Lines containing the word "Japanese" are to be located and copied.

>>

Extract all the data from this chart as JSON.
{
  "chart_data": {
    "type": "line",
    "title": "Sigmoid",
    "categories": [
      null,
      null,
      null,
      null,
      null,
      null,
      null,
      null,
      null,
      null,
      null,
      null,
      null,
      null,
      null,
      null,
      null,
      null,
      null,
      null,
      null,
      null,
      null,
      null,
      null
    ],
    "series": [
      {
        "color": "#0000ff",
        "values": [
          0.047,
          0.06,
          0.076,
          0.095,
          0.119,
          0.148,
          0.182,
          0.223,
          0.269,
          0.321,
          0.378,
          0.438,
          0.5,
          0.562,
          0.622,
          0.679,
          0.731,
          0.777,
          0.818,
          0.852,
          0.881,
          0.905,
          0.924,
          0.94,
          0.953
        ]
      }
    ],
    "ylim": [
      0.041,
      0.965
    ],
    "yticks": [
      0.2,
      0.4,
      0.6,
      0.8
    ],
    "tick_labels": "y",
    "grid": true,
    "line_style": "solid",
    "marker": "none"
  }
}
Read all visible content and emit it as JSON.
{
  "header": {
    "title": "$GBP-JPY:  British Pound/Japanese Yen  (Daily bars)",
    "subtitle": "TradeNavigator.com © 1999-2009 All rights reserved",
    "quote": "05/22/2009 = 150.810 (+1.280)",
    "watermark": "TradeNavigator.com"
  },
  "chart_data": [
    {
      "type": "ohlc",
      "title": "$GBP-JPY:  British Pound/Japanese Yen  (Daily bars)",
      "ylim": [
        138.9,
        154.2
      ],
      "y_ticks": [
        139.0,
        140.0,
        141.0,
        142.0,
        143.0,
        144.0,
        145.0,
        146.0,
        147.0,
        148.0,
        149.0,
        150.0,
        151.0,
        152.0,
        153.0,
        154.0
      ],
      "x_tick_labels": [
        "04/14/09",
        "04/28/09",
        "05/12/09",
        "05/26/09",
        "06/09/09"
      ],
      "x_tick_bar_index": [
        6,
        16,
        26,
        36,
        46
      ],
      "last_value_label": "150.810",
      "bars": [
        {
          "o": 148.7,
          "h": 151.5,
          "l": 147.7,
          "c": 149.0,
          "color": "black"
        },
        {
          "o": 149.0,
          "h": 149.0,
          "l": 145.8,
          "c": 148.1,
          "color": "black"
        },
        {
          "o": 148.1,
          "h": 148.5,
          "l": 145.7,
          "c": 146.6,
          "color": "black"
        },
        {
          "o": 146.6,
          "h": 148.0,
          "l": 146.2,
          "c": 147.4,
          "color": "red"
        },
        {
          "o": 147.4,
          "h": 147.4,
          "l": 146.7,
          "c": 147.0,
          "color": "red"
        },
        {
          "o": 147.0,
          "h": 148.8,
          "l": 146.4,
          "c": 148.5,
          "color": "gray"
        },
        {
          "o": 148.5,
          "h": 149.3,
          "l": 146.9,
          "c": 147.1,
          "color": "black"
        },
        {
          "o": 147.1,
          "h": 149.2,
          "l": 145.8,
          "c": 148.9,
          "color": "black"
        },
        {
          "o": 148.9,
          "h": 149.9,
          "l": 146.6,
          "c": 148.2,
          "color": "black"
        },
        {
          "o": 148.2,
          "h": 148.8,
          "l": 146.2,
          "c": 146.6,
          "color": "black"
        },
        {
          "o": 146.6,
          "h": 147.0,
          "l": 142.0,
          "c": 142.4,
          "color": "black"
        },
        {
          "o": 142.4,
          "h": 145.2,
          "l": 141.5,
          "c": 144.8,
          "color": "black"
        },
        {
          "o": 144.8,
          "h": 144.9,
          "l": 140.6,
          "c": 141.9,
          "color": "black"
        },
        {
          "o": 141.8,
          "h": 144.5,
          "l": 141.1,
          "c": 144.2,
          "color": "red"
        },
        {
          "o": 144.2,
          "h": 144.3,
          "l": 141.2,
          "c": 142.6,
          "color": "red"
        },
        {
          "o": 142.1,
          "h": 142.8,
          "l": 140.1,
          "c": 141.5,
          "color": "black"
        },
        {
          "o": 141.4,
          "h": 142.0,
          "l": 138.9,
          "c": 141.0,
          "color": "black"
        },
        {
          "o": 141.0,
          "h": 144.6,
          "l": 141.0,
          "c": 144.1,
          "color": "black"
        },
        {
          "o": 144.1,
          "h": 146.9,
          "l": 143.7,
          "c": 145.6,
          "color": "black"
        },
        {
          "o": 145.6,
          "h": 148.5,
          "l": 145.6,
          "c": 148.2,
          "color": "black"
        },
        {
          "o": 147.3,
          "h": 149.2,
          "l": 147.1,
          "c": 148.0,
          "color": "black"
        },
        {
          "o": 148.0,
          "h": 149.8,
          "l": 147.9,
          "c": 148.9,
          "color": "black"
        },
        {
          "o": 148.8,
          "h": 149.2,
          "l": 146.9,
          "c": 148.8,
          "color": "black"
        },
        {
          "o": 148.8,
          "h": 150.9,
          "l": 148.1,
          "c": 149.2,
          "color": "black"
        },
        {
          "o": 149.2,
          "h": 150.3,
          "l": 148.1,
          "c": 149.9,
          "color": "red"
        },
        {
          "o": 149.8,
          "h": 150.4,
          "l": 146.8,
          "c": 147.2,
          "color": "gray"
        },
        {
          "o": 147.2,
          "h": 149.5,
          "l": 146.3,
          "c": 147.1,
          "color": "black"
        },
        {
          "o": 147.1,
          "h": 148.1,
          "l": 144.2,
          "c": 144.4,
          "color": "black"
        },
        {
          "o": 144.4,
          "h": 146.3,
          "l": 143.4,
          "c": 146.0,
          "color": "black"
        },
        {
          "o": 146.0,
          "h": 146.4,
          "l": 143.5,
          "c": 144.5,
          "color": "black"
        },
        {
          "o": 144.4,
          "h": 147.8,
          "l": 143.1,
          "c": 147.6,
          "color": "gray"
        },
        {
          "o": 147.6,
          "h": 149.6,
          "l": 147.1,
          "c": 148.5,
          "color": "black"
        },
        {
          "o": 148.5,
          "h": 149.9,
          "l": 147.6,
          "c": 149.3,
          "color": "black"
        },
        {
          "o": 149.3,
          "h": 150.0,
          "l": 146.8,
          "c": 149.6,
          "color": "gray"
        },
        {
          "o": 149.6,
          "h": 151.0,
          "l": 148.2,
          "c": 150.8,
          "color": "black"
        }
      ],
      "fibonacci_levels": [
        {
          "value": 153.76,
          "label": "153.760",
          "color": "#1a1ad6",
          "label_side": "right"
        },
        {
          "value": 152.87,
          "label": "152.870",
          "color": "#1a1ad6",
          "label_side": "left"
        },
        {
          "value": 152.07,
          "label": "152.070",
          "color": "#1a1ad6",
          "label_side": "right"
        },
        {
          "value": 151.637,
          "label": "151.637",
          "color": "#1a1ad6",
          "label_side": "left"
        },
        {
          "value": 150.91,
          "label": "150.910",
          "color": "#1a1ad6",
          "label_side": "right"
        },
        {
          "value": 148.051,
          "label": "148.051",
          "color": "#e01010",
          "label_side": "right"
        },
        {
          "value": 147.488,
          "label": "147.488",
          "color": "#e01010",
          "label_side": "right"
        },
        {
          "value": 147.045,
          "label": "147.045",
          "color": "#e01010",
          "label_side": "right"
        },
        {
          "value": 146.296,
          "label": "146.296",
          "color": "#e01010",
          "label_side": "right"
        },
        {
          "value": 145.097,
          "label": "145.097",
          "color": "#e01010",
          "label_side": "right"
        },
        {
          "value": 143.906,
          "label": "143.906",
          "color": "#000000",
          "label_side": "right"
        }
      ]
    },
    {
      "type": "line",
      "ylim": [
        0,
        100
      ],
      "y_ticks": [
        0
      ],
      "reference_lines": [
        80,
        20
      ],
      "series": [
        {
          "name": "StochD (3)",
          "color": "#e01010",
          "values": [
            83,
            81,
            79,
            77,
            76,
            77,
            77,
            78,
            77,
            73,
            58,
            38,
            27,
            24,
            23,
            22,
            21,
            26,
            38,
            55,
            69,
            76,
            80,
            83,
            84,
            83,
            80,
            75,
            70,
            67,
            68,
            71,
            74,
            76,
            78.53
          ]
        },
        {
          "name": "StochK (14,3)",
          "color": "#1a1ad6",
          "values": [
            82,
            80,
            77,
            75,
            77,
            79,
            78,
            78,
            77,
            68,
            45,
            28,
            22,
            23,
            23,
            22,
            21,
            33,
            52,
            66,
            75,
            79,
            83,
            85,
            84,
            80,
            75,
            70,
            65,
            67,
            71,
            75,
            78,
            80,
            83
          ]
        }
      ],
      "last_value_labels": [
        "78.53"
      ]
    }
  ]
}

<<

* Expected output *
    "title": "$GBP-JPY:  British Pound/Japanese Yen  (Daily bars)",
      "title": "$GBP-JPY:  British Pound/Japanese Yen  (Daily bars)",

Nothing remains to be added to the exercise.